■ EXERCISE BRIEF
Write every entry out again exactly, please, and skip the pictures.

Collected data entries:
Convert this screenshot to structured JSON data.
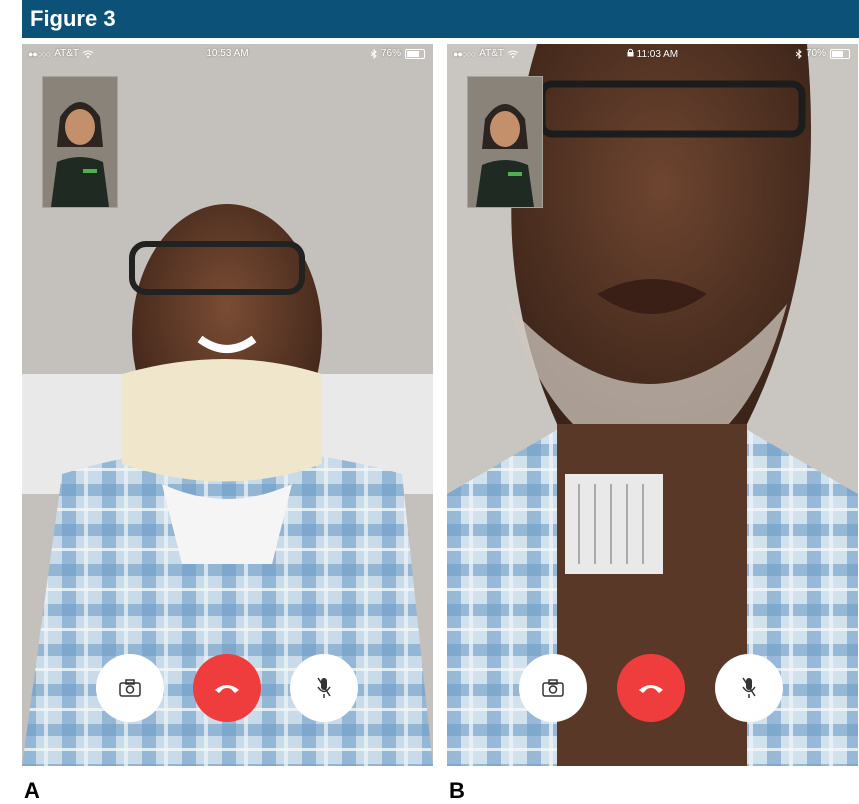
{
  "figure": {
    "title": "Figure 3"
  },
  "panels": [
    {
      "label": "A",
      "status_bar": {
        "carrier": "AT&T",
        "time": "10:53 AM",
        "battery": "76%"
      },
      "battery_level": 0.76
    },
    {
      "label": "B",
      "status_bar": {
        "carrier": "AT&T",
        "time": "11:03 AM",
        "battery": "70%"
      },
      "battery_level": 0.7
    }
  ],
  "colors": {
    "header": "#0c5177",
    "end_call": "#ef3d3d",
    "shirt_blue": "#8fb6d6",
    "skin": "#5a3a2a",
    "collar": "#efe6cc",
    "wall": "#bdbab5"
  },
  "icons": {
    "camera_flip": "camera-flip-icon",
    "end_call": "phone-hangup-icon",
    "mute": "microphone-mute-icon",
    "wifi": "wifi-icon",
    "bluetooth": "bluetooth-icon",
    "lock": "lock-icon"
  }
}
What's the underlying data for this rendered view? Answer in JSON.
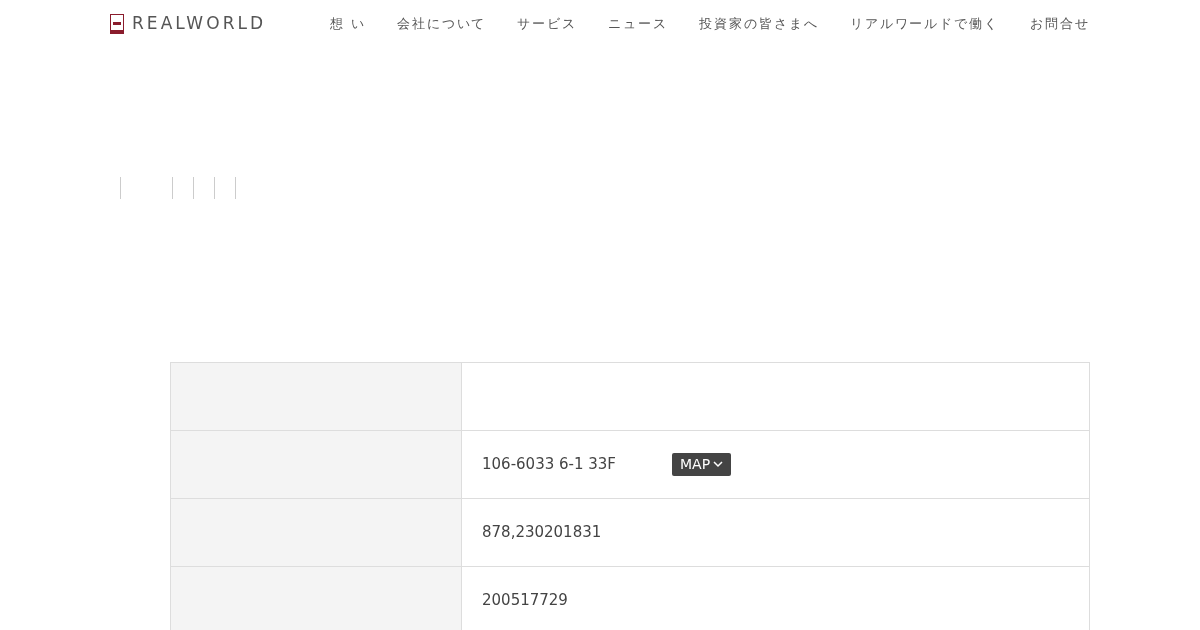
{
  "header": {
    "logo_text": "REALWORLD",
    "nav": [
      "想 い",
      "会社について",
      "サービス",
      "ニュース",
      "投資家の皆さまへ",
      "リアルワールドで働く",
      "お問合せ"
    ]
  },
  "table": {
    "rows": [
      {
        "value": ""
      },
      {
        "value": "106-6033 6-1 33F",
        "button": "MAP"
      },
      {
        "value": "878,230201831"
      },
      {
        "value": "200517729"
      }
    ]
  }
}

■ EXERCISE ANSWER
Convert this screenshot to structured JSON data.
{
  "figure": {
    "title": "Figure 3"
  },
  "panels": [
    {
      "label": "A",
      "status_bar": {
        "carrier": "AT&T",
        "time": "10:53 AM",
        "battery": "76%"
      },
      "battery_level": 0.76
    },
    {
      "label": "B",
      "status_bar": {
        "carrier": "AT&T",
        "time": "11:03 AM",
        "battery": "70%"
      },
      "battery_level": 0.7
    }
  ],
  "colors": {
    "header": "#0c5177",
    "end_call": "#ef3d3d",
    "shirt_blue": "#8fb6d6",
    "skin": "#5a3a2a",
    "collar": "#efe6cc",
    "wall": "#bdbab5"
  },
  "icons": {
    "camera_flip": "camera-flip-icon",
    "end_call": "phone-hangup-icon",
    "mute": "microphone-mute-icon",
    "wifi": "wifi-icon",
    "bluetooth": "bluetooth-icon",
    "lock": "lock-icon"
  }
}
What's the underlying data for this rendered view? Answer in JSON.
{
  "header": {
    "logo_text": "REALWORLD",
    "nav": [
      "想 い",
      "会社について",
      "サービス",
      "ニュース",
      "投資家の皆さまへ",
      "リアルワールドで働く",
      "お問合せ"
    ]
  },
  "table": {
    "rows": [
      {
        "value": ""
      },
      {
        "value": "106-6033 6-1 33F",
        "button": "MAP"
      },
      {
        "value": "878,230201831"
      },
      {
        "value": "200517729"
      }
    ]
  }
}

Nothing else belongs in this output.